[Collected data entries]
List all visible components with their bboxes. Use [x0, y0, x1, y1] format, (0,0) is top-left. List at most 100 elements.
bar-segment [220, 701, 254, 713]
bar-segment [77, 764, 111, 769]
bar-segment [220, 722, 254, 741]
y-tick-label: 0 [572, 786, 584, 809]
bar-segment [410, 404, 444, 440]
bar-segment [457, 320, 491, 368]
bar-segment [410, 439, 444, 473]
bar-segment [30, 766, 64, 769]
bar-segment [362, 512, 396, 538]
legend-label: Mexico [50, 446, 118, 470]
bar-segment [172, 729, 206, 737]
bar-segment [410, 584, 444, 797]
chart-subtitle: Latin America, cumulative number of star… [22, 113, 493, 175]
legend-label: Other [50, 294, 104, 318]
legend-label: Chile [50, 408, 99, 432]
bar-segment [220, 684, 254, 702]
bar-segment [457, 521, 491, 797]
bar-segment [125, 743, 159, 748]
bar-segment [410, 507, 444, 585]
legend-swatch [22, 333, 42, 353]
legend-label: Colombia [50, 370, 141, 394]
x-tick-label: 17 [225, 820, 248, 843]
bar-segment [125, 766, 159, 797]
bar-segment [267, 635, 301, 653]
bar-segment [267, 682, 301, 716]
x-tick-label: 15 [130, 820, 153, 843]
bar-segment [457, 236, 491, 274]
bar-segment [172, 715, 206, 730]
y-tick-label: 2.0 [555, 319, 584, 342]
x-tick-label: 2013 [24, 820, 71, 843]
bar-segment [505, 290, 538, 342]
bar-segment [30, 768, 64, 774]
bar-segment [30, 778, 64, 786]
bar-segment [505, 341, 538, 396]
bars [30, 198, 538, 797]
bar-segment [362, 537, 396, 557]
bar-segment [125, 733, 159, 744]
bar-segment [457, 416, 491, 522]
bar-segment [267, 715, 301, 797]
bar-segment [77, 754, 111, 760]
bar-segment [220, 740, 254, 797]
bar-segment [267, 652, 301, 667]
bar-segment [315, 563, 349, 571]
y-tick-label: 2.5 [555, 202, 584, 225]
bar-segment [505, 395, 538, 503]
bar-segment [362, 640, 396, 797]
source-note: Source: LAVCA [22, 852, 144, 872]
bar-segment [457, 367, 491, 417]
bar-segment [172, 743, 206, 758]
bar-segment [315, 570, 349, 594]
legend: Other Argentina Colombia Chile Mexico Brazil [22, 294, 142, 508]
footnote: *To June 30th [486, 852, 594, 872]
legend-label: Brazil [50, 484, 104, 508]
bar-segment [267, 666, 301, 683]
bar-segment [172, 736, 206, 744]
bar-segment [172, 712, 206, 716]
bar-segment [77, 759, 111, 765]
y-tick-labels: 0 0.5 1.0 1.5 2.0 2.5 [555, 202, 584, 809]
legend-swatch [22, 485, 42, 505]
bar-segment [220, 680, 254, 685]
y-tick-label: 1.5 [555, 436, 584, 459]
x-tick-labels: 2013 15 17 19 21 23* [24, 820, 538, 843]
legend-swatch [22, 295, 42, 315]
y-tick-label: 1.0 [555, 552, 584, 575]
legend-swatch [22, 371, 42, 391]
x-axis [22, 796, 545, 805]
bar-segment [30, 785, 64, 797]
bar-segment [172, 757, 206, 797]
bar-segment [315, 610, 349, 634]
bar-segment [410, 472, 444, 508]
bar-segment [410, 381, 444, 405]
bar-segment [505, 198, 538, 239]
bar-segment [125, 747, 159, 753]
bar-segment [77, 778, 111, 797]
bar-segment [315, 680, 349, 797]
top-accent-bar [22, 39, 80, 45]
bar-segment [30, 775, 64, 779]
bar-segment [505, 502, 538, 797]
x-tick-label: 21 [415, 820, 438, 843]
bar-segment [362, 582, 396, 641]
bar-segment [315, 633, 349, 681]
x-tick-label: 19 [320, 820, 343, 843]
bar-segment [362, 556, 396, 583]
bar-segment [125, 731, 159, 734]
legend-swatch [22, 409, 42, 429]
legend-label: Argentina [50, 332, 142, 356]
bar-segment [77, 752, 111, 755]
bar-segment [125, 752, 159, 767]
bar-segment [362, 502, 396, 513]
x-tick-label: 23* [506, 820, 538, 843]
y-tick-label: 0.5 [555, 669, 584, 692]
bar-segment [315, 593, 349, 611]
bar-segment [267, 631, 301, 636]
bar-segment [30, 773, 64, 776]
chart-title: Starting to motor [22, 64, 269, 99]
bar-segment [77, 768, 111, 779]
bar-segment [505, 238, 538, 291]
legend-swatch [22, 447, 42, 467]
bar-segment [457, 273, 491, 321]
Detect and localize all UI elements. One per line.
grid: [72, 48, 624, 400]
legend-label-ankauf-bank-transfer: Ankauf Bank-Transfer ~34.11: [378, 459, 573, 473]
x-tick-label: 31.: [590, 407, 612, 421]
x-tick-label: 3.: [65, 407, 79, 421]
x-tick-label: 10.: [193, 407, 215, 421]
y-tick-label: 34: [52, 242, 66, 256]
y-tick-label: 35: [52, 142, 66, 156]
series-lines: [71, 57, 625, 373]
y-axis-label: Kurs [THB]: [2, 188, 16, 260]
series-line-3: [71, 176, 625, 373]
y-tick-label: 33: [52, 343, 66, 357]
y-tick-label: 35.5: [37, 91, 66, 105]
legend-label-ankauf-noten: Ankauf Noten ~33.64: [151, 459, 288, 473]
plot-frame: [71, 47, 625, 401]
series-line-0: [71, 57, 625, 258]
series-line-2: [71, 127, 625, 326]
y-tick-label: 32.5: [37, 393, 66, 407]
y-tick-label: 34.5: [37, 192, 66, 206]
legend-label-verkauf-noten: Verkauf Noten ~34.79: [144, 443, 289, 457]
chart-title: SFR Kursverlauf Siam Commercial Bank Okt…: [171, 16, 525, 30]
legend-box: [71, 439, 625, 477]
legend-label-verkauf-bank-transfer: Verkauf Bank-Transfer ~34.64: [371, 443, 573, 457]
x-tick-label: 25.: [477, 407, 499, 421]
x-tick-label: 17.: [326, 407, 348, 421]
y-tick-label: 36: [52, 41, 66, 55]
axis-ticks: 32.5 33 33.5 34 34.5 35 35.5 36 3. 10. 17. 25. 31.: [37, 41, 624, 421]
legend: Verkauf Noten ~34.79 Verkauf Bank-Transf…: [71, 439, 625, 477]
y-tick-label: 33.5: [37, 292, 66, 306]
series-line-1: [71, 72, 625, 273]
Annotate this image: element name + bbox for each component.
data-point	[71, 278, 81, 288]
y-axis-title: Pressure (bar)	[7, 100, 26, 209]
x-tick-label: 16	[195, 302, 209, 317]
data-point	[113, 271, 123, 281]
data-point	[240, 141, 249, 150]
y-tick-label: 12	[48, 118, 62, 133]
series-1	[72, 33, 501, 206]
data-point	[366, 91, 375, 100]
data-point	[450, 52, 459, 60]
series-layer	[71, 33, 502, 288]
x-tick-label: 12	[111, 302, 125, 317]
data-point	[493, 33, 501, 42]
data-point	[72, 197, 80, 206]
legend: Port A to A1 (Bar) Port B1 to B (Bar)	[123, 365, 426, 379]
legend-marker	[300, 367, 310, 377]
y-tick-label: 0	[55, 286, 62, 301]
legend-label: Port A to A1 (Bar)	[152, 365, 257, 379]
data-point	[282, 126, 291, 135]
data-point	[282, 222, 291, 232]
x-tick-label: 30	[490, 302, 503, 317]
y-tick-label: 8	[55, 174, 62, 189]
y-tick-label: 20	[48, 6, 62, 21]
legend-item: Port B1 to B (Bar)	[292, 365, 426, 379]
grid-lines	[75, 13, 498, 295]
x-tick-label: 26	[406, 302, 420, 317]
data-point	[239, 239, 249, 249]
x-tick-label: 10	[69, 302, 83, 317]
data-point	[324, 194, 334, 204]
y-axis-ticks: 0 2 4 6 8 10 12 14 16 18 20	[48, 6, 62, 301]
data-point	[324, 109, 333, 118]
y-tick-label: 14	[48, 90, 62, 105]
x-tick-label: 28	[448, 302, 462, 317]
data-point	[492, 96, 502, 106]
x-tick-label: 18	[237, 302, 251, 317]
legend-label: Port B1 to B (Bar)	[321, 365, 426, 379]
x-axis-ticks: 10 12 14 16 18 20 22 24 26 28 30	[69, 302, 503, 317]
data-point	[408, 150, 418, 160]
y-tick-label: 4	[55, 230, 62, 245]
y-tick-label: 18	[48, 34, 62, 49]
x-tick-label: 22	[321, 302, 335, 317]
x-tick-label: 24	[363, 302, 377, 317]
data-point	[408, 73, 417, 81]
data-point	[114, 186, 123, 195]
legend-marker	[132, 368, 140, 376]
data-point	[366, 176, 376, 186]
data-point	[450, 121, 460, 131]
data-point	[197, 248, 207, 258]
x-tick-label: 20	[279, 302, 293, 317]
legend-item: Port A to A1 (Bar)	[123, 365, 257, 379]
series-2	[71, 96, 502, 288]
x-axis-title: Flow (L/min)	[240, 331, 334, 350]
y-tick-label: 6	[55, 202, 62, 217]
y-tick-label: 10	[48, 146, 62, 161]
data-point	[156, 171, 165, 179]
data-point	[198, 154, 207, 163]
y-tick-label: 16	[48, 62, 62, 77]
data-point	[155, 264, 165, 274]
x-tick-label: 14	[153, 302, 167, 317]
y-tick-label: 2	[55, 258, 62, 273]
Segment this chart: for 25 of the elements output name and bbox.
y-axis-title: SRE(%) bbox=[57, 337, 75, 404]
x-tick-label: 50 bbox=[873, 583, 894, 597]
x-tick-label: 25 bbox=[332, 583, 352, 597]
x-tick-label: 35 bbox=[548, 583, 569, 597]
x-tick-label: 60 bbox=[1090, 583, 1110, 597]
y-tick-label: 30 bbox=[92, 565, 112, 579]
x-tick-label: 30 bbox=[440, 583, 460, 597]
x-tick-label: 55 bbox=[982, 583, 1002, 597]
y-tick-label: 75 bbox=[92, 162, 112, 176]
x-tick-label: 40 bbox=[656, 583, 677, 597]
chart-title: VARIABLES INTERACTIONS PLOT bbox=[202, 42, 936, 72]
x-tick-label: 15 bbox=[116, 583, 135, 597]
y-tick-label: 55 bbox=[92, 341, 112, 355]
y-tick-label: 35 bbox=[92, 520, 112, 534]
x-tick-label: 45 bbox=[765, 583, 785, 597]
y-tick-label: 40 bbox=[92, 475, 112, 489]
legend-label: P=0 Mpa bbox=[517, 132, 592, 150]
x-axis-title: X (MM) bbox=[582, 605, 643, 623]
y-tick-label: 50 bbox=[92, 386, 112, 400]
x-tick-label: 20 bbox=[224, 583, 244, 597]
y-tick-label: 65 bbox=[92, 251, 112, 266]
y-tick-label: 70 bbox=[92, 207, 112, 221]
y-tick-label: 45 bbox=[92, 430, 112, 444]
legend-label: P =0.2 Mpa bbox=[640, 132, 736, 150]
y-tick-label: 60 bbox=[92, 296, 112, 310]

**YOUR OBJECTIVE:** Copy down word for word every line from the start of the data through the line that contains "chart-subtitle: Latin America, cumulative", including that line.

**ANSWER BELOW:**
List all visible components with their bboxes. Use [x0, y0, x1, y1] format, (0,0) is top-left. List at most 100 elements.
bar-segment [220, 701, 254, 713]
bar-segment [77, 764, 111, 769]
bar-segment [220, 722, 254, 741]
y-tick-label: 0 [572, 786, 584, 809]
bar-segment [410, 404, 444, 440]
bar-segment [457, 320, 491, 368]
bar-segment [410, 439, 444, 473]
bar-segment [30, 766, 64, 769]
bar-segment [362, 512, 396, 538]
legend-label: Mexico [50, 446, 118, 470]
bar-segment [172, 729, 206, 737]
bar-segment [410, 584, 444, 797]
chart-subtitle: Latin America, cumulative number of star… [22, 113, 493, 175]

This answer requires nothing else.